▶ [What the task asks] The answer must be an exact transcription of every record.

▶ [Extracted data]
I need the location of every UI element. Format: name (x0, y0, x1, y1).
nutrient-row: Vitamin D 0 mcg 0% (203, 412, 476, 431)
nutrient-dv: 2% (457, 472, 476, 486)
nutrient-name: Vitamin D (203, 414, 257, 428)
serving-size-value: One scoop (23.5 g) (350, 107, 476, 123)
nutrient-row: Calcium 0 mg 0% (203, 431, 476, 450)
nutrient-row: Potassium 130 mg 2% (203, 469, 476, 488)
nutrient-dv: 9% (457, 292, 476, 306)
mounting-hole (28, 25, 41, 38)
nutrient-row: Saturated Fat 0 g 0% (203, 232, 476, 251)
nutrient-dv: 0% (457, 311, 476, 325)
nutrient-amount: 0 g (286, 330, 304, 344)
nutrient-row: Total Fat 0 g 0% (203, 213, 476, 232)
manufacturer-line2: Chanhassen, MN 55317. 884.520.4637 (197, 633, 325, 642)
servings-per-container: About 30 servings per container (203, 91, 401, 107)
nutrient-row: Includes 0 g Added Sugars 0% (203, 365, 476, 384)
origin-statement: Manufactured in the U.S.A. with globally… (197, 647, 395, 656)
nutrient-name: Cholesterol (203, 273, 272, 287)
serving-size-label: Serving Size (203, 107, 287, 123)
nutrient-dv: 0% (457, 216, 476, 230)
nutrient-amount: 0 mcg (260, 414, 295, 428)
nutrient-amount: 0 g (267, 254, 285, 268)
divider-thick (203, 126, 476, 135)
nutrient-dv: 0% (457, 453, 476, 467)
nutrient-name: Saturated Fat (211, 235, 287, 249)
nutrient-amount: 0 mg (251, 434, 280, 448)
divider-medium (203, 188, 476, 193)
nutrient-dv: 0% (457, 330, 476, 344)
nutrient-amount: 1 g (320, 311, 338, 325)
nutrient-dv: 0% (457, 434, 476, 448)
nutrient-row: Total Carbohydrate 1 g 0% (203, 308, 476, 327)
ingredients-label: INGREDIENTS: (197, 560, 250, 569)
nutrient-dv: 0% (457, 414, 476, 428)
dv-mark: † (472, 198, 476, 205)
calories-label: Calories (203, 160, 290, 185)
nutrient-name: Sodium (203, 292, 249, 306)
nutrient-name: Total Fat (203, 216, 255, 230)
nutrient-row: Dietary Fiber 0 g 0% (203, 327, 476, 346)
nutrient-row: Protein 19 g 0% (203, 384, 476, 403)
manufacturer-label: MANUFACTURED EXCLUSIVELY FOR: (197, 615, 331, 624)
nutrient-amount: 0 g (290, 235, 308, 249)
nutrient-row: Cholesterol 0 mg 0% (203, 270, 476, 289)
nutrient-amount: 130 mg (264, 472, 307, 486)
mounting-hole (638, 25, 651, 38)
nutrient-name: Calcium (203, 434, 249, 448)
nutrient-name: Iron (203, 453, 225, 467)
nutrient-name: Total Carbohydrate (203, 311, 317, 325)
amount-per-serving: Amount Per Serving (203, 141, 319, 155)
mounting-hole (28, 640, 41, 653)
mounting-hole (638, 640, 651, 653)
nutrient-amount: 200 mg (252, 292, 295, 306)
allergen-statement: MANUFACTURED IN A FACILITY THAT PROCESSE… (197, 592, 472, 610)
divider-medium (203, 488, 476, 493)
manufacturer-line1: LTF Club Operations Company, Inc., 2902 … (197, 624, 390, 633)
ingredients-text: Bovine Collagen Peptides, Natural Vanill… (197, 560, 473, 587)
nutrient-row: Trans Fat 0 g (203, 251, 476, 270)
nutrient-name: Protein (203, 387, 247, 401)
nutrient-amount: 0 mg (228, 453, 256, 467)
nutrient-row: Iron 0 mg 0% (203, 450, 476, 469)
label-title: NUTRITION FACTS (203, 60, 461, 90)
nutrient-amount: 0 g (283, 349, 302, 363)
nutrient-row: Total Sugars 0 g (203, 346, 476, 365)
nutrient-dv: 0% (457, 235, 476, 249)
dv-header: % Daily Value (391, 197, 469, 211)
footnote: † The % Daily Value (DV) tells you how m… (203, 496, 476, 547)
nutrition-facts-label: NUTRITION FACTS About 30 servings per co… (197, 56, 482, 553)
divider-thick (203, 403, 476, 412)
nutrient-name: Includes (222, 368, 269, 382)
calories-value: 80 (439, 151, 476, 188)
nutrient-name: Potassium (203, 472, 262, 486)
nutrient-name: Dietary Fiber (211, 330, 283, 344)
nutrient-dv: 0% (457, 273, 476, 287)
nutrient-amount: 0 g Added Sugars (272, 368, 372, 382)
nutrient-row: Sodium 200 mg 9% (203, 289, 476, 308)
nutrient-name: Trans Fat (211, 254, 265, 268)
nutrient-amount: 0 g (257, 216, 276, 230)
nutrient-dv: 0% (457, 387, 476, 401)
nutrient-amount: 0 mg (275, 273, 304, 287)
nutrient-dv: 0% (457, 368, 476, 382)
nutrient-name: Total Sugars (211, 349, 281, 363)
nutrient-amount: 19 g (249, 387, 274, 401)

▶ [Finished exercise]
I need the location of every UI element. Format: name (x0, y0, x1, y1).
nutrient-row: Vitamin D 0 mcg 0% (203, 412, 476, 431)
nutrient-dv: 2% (457, 472, 476, 486)
nutrient-name: Vitamin D (203, 414, 257, 428)
serving-size-value: One scoop (23.5 g) (350, 107, 476, 123)
nutrient-row: Calcium 0 mg 0% (203, 431, 476, 450)
nutrient-row: Potassium 130 mg 2% (203, 469, 476, 488)
nutrient-dv: 9% (457, 292, 476, 306)
mounting-hole (28, 25, 41, 38)
nutrient-row: Saturated Fat 0 g 0% (203, 232, 476, 251)
nutrient-dv: 0% (457, 311, 476, 325)
nutrient-amount: 0 g (286, 330, 304, 344)
nutrient-row: Total Fat 0 g 0% (203, 213, 476, 232)
manufacturer-line2: Chanhassen, MN 55317. 884.520.4637 (197, 633, 325, 642)
servings-per-container: About 30 servings per container (203, 91, 401, 107)
nutrient-row: Includes 0 g Added Sugars 0% (203, 365, 476, 384)
origin-statement: Manufactured in the U.S.A. with globally… (197, 647, 395, 656)
nutrient-name: Cholesterol (203, 273, 272, 287)
serving-size-label: Serving Size (203, 107, 287, 123)
nutrient-dv: 0% (457, 216, 476, 230)
nutrient-amount: 0 mcg (260, 414, 295, 428)
nutrient-amount: 0 g (267, 254, 285, 268)
divider-thick (203, 126, 476, 135)
nutrient-dv: 0% (457, 453, 476, 467)
nutrient-name: Saturated Fat (211, 235, 287, 249)
nutrient-amount: 0 mg (251, 434, 280, 448)
divider-medium (203, 188, 476, 193)
nutrient-dv: 0% (457, 330, 476, 344)
nutrient-amount: 1 g (320, 311, 338, 325)
nutrient-dv: 0% (457, 434, 476, 448)
nutrient-row: Total Carbohydrate 1 g 0% (203, 308, 476, 327)
ingredients-label: INGREDIENTS: (197, 560, 250, 569)
nutrient-dv: 0% (457, 414, 476, 428)
dv-mark: † (472, 198, 476, 205)
calories-label: Calories (203, 160, 290, 185)
nutrient-name: Sodium (203, 292, 249, 306)
nutrient-name: Total Fat (203, 216, 255, 230)
nutrient-row: Dietary Fiber 0 g 0% (203, 327, 476, 346)
nutrient-row: Protein 19 g 0% (203, 384, 476, 403)
manufacturer-label: MANUFACTURED EXCLUSIVELY FOR: (197, 615, 331, 624)
nutrient-amount: 0 g (290, 235, 308, 249)
nutrient-row: Cholesterol 0 mg 0% (203, 270, 476, 289)
nutrient-amount: 130 mg (264, 472, 307, 486)
mounting-hole (638, 25, 651, 38)
nutrient-name: Calcium (203, 434, 249, 448)
nutrient-name: Iron (203, 453, 225, 467)
nutrient-name: Total Carbohydrate (203, 311, 317, 325)
amount-per-serving: Amount Per Serving (203, 141, 319, 155)
mounting-hole (28, 640, 41, 653)
mounting-hole (638, 640, 651, 653)
nutrient-amount: 200 mg (252, 292, 295, 306)
allergen-statement: MANUFACTURED IN A FACILITY THAT PROCESSE… (197, 592, 472, 610)
divider-medium (203, 488, 476, 493)
manufacturer-line1: LTF Club Operations Company, Inc., 2902 … (197, 624, 390, 633)
ingredients-text: Bovine Collagen Peptides, Natural Vanill… (197, 560, 473, 587)
nutrient-row: Trans Fat 0 g (203, 251, 476, 270)
nutrient-name: Protein (203, 387, 247, 401)
nutrient-amount: 0 mg (228, 453, 256, 467)
nutrient-row: Iron 0 mg 0% (203, 450, 476, 469)
label-title: NUTRITION FACTS (203, 60, 461, 90)
nutrient-amount: 0 g (283, 349, 302, 363)
nutrient-row: Total Sugars 0 g (203, 346, 476, 365)
nutrient-dv: 0% (457, 235, 476, 249)
dv-header: % Daily Value (391, 197, 469, 211)
footnote: † The % Daily Value (DV) tells you how m… (203, 496, 476, 547)
nutrition-facts-label: NUTRITION FACTS About 30 servings per co… (197, 56, 482, 553)
divider-thick (203, 403, 476, 412)
nutrient-name: Includes (222, 368, 269, 382)
calories-value: 80 (439, 151, 476, 188)
nutrient-name: Potassium (203, 472, 262, 486)
nutrient-name: Dietary Fiber (211, 330, 283, 344)
nutrient-dv: 0% (457, 273, 476, 287)
nutrient-amount: 0 g Added Sugars (272, 368, 372, 382)
nutrient-row: Sodium 200 mg 9% (203, 289, 476, 308)
nutrient-name: Trans Fat (211, 254, 265, 268)
nutrient-amount: 0 g (257, 216, 276, 230)
nutrient-dv: 0% (457, 387, 476, 401)
nutrient-amount: 0 mg (275, 273, 304, 287)
nutrient-dv: 0% (457, 368, 476, 382)
nutrient-name: Total Sugars (211, 349, 281, 363)
nutrient-amount: 19 g (249, 387, 274, 401)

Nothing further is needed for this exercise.